Dataset entries on figures
##########
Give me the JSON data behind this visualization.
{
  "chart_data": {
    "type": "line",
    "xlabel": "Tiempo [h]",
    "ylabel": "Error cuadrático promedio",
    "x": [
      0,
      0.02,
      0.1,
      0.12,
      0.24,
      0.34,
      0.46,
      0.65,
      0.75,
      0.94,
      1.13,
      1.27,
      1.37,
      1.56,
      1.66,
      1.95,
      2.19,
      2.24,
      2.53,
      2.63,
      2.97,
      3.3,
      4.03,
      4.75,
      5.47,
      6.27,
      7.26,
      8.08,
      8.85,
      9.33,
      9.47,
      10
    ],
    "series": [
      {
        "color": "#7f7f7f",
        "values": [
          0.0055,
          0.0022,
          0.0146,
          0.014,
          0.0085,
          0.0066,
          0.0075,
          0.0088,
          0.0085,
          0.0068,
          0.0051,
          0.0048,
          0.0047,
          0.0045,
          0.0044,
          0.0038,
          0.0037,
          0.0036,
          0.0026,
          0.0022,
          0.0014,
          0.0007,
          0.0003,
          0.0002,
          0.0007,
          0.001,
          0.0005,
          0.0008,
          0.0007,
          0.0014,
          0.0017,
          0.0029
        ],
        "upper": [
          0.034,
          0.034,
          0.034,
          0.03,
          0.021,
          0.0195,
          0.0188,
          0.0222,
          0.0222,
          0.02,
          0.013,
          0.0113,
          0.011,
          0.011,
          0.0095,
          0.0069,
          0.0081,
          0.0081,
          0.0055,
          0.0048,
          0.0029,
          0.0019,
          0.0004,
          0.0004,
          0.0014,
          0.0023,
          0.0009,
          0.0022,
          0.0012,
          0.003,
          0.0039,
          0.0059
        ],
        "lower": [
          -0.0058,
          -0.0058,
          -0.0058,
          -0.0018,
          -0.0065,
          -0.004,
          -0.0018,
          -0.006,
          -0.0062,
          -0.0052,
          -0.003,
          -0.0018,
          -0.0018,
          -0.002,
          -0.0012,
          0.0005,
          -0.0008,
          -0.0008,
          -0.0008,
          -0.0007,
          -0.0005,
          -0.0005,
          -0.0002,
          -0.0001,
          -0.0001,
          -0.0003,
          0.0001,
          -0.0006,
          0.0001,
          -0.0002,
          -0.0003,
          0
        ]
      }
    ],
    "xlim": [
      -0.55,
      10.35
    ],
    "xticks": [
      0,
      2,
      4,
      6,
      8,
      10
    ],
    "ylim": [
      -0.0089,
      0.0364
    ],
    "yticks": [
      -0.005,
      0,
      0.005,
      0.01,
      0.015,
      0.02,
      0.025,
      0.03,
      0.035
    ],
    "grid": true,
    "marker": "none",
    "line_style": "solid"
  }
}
##########
§ **WHAT YOU NEED TO DO**
Word for word, write out the data.

§ **SOLUTION FOR THIS TASK**
Give me the JSON data behind this visualization.
{
  "chart_data": {
    "type": "line",
    "xlabel": "Tiempo [h]",
    "ylabel": "Error cuadrático promedio",
    "x": [
      0,
      0.02,
      0.1,
      0.12,
      0.24,
      0.34,
      0.46,
      0.65,
      0.75,
      0.94,
      1.13,
      1.27,
      1.37,
      1.56,
      1.66,
      1.95,
      2.19,
      2.24,
      2.53,
      2.63,
      2.97,
      3.3,
      4.03,
      4.75,
      5.47,
      6.27,
      7.26,
      8.08,
      8.85,
      9.33,
      9.47,
      10
    ],
    "series": [
      {
        "color": "#7f7f7f",
        "values": [
          0.0055,
          0.0022,
          0.0146,
          0.014,
          0.0085,
          0.0066,
          0.0075,
          0.0088,
          0.0085,
          0.0068,
          0.0051,
          0.0048,
          0.0047,
          0.0045,
          0.0044,
          0.0038,
          0.0037,
          0.0036,
          0.0026,
          0.0022,
          0.0014,
          0.0007,
          0.0003,
          0.0002,
          0.0007,
          0.001,
          0.0005,
          0.0008,
          0.0007,
          0.0014,
          0.0017,
          0.0029
        ],
        "upper": [
          0.034,
          0.034,
          0.034,
          0.03,
          0.021,
          0.0195,
          0.0188,
          0.0222,
          0.0222,
          0.02,
          0.013,
          0.0113,
          0.011,
          0.011,
          0.0095,
          0.0069,
          0.0081,
          0.0081,
          0.0055,
          0.0048,
          0.0029,
          0.0019,
          0.0004,
          0.0004,
          0.0014,
          0.0023,
          0.0009,
          0.0022,
          0.0012,
          0.003,
          0.0039,
          0.0059
        ],
        "lower": [
          -0.0058,
          -0.0058,
          -0.0058,
          -0.0018,
          -0.0065,
          -0.004,
          -0.0018,
          -0.006,
          -0.0062,
          -0.0052,
          -0.003,
          -0.0018,
          -0.0018,
          -0.002,
          -0.0012,
          0.0005,
          -0.0008,
          -0.0008,
          -0.0008,
          -0.0007,
          -0.0005,
          -0.0005,
          -0.0002,
          -0.0001,
          -0.0001,
          -0.0003,
          0.0001,
          -0.0006,
          0.0001,
          -0.0002,
          -0.0003,
          0
        ]
      }
    ],
    "xlim": [
      -0.55,
      10.35
    ],
    "xticks": [
      0,
      2,
      4,
      6,
      8,
      10
    ],
    "ylim": [
      -0.0089,
      0.0364
    ],
    "yticks": [
      -0.005,
      0,
      0.005,
      0.01,
      0.015,
      0.02,
      0.025,
      0.03,
      0.035
    ],
    "grid": true,
    "marker": "none",
    "line_style": "solid"
  }
}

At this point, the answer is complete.